### DATA RECORDS
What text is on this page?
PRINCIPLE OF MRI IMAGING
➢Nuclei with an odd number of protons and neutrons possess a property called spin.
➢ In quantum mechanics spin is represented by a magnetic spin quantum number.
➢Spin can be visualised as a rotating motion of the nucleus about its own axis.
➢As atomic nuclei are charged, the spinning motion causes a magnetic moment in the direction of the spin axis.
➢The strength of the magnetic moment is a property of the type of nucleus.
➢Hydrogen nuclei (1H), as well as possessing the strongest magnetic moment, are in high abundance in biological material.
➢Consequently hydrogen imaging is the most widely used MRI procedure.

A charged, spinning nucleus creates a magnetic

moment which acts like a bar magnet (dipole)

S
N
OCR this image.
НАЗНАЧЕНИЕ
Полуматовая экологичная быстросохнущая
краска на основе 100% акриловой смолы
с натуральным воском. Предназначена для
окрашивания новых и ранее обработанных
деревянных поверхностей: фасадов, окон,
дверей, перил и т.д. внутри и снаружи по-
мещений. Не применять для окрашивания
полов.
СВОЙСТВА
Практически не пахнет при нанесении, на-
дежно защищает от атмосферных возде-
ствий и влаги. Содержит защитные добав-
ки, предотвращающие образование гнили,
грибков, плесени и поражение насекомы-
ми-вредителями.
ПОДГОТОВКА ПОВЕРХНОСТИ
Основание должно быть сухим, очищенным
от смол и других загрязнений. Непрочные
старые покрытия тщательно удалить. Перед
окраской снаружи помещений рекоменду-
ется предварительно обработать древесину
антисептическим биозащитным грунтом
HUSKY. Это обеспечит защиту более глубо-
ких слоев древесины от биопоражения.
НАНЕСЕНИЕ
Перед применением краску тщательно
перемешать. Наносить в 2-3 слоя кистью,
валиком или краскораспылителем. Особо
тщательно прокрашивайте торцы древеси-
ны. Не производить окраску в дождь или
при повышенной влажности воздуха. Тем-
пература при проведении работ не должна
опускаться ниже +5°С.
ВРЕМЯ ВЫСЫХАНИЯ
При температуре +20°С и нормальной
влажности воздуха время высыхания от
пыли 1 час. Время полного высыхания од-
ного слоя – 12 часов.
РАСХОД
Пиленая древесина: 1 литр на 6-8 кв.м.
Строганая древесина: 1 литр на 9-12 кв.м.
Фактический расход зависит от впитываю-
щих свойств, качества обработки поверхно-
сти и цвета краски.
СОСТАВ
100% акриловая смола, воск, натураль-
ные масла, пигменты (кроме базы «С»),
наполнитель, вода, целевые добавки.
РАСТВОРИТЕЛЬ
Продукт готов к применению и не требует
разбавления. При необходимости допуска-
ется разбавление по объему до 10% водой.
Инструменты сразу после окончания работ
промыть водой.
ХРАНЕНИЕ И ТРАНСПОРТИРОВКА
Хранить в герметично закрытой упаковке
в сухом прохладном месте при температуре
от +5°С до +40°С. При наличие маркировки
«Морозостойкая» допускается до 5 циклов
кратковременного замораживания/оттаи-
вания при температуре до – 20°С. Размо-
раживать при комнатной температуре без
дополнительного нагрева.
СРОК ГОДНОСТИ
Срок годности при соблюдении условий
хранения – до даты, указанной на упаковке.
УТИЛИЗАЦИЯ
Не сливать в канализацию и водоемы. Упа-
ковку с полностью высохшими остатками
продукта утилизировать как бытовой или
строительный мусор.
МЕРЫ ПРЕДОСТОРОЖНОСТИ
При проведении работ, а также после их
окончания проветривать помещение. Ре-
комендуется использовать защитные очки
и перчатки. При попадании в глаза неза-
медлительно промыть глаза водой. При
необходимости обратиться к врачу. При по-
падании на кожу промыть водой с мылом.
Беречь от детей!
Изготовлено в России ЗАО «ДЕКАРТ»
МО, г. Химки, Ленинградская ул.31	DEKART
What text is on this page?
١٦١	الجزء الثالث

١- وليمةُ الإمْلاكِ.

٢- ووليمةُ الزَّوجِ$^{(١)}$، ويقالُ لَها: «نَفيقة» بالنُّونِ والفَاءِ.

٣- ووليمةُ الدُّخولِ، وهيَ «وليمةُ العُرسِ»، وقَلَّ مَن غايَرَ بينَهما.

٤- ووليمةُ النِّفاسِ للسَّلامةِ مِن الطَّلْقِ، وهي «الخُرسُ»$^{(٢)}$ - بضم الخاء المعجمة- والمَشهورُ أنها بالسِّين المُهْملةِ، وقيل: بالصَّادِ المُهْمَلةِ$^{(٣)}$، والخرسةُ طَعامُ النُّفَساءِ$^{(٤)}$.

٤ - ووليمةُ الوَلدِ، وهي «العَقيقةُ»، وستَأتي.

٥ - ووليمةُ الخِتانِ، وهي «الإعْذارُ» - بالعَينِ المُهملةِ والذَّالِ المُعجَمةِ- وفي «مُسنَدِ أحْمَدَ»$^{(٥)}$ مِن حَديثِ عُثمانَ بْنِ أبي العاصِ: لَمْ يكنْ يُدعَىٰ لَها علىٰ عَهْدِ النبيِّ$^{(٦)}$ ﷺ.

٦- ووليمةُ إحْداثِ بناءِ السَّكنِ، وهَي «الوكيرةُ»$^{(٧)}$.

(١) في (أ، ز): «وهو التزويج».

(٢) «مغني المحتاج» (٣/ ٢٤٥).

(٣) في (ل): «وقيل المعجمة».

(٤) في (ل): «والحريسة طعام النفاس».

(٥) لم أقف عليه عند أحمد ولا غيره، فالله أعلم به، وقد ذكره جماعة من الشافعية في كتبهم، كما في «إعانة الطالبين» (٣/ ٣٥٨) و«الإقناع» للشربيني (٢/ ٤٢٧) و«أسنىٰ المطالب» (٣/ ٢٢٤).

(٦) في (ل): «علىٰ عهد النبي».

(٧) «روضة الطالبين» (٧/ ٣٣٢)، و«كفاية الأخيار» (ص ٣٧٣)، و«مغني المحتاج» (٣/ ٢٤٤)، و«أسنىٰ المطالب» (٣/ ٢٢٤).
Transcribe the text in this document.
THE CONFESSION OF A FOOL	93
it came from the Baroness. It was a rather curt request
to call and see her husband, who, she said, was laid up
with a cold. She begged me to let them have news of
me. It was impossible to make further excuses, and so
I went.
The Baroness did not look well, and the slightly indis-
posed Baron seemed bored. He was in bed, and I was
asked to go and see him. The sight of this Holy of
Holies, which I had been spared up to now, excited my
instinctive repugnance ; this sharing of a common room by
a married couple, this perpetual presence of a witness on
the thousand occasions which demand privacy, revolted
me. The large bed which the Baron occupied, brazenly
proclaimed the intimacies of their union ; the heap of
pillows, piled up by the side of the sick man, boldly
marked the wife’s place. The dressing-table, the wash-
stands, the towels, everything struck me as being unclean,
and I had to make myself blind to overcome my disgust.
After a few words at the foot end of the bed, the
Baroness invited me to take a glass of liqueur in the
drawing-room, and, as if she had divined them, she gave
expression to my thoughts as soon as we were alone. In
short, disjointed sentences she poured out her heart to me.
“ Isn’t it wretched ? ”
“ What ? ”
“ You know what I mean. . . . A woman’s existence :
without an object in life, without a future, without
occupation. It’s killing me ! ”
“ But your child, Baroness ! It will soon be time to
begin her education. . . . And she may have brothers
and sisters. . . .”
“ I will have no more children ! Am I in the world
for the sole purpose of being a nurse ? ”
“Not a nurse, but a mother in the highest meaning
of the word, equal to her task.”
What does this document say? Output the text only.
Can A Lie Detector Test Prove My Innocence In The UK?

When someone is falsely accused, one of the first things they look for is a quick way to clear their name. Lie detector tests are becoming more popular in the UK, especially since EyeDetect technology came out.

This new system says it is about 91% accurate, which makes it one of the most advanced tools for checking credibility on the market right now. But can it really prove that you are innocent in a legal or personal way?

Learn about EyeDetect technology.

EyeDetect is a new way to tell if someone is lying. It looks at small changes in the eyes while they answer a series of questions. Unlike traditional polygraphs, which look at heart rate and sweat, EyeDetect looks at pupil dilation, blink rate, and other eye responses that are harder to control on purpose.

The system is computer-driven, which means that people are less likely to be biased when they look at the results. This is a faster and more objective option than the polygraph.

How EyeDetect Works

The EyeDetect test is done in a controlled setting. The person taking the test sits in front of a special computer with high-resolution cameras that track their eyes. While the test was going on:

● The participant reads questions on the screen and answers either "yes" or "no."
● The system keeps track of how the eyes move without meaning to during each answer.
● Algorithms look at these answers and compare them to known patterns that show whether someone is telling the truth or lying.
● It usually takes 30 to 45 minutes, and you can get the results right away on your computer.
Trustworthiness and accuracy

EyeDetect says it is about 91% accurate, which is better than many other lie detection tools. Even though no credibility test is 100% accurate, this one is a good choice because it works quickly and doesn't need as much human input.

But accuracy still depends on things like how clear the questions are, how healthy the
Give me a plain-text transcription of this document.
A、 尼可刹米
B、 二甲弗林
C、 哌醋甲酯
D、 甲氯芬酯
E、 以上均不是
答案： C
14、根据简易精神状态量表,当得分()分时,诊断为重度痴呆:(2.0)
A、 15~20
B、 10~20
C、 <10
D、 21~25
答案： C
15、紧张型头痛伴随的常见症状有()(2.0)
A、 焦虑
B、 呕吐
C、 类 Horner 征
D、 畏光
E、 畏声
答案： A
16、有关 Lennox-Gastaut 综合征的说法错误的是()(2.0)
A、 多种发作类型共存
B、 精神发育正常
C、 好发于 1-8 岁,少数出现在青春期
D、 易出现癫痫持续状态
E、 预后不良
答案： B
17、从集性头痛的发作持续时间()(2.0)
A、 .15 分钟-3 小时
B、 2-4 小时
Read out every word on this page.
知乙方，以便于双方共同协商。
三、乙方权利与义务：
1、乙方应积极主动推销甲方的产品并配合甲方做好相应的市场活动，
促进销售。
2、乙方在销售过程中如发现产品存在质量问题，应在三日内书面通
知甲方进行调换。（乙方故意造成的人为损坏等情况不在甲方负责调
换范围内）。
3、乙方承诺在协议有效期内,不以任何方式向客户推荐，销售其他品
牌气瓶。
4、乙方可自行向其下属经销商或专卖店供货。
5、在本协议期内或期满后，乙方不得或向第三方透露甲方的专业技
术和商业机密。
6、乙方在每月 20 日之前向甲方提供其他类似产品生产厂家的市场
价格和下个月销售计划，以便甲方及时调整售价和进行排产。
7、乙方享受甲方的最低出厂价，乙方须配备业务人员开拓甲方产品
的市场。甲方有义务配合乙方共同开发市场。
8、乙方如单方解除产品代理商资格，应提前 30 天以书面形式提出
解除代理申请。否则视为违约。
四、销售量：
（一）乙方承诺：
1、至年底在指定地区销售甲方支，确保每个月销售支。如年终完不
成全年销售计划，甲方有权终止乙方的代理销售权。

### EXERCISE INSTRUCTIONS
Go through the material and select each line with the string "أسنى" in it.

### RESULT OF THIS TASK
(٥) لم أقف عليه عند أحمد ولا غيره، فالله أعلم به، وقد ذكره جماعة من الشافعية في كتبهم، كما في «إعانة الطالبين» (٣/ ٣٥٨) و«الإقناع» للشربيني (٢/ ٤٢٧) و«أسنىٰ المطالب» (٣/ ٢٢٤).
(٧) «روضة الطالبين» (٧/ ٣٣٢)، و«كفاية الأخيار» (ص ٣٧٣)، و«مغني المحتاج» (٣/ ٢٤٤)، و«أسنىٰ المطالب» (٣/ ٢٢٤).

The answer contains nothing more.